Instruction:
All the entries need to be quoted exactly, apart from the pictures, which you should drop.
::::
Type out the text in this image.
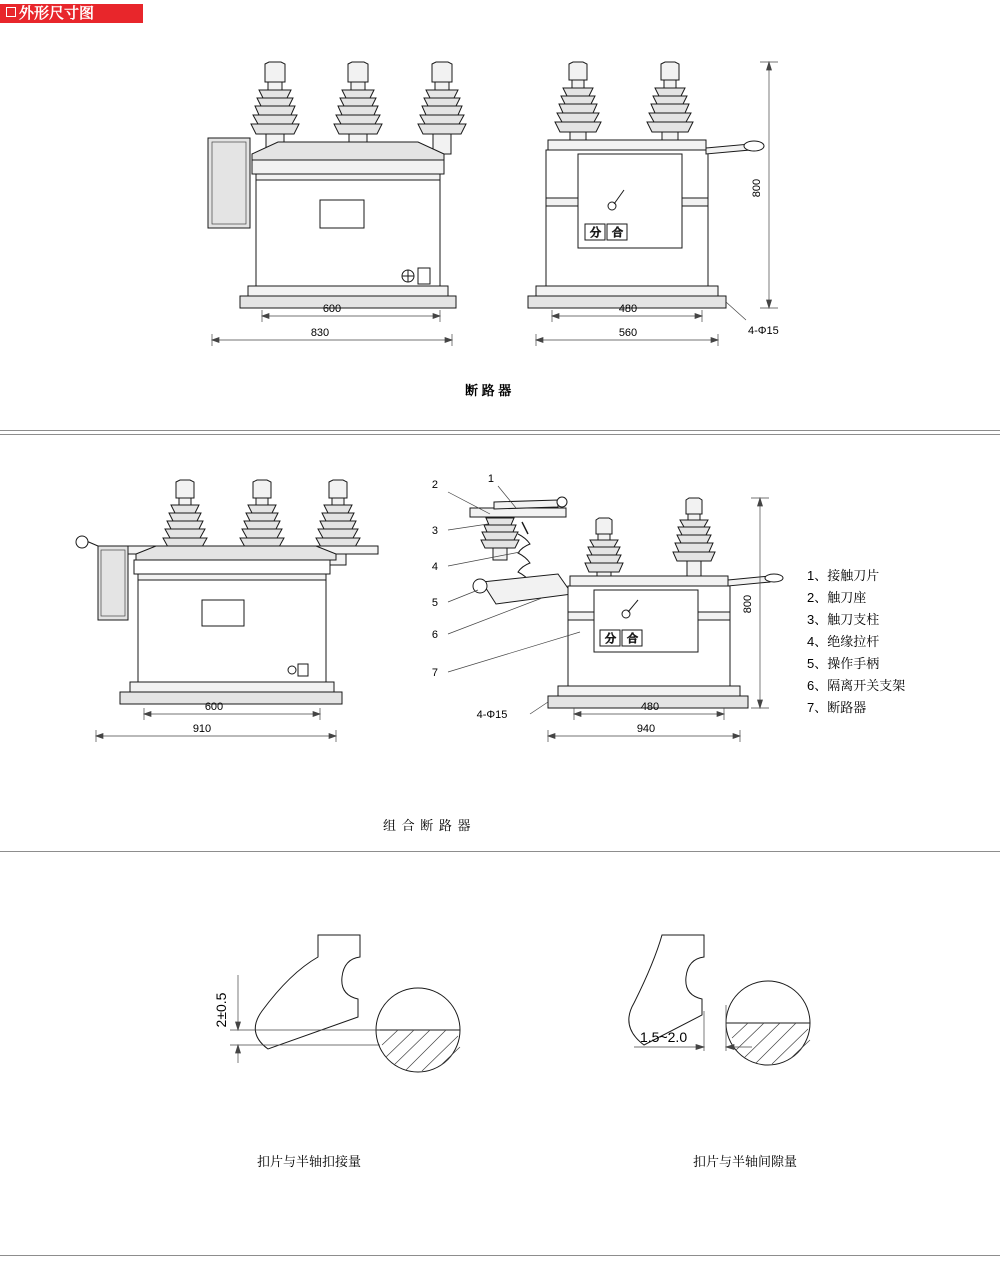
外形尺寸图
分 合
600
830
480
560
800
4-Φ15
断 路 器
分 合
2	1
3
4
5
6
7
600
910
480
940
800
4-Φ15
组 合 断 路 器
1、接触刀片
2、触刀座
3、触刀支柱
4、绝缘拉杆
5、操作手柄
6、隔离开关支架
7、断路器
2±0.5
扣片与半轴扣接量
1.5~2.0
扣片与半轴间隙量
::::
Answer to this task:
Type out the text in this image.
外形尺寸图
分 合
600
830
480
560
800
4-Φ15
断 路 器
分 合
2	1
3
4
5
6
7
600
910
480
940
800
4-Φ15
组 合 断 路 器
1、接触刀片
2、触刀座
3、触刀支柱
4、绝缘拉杆
5、操作手柄
6、隔离开关支架
7、断路器
2±0.5
扣片与半轴扣接量
1.5~2.0
扣片与半轴间隙量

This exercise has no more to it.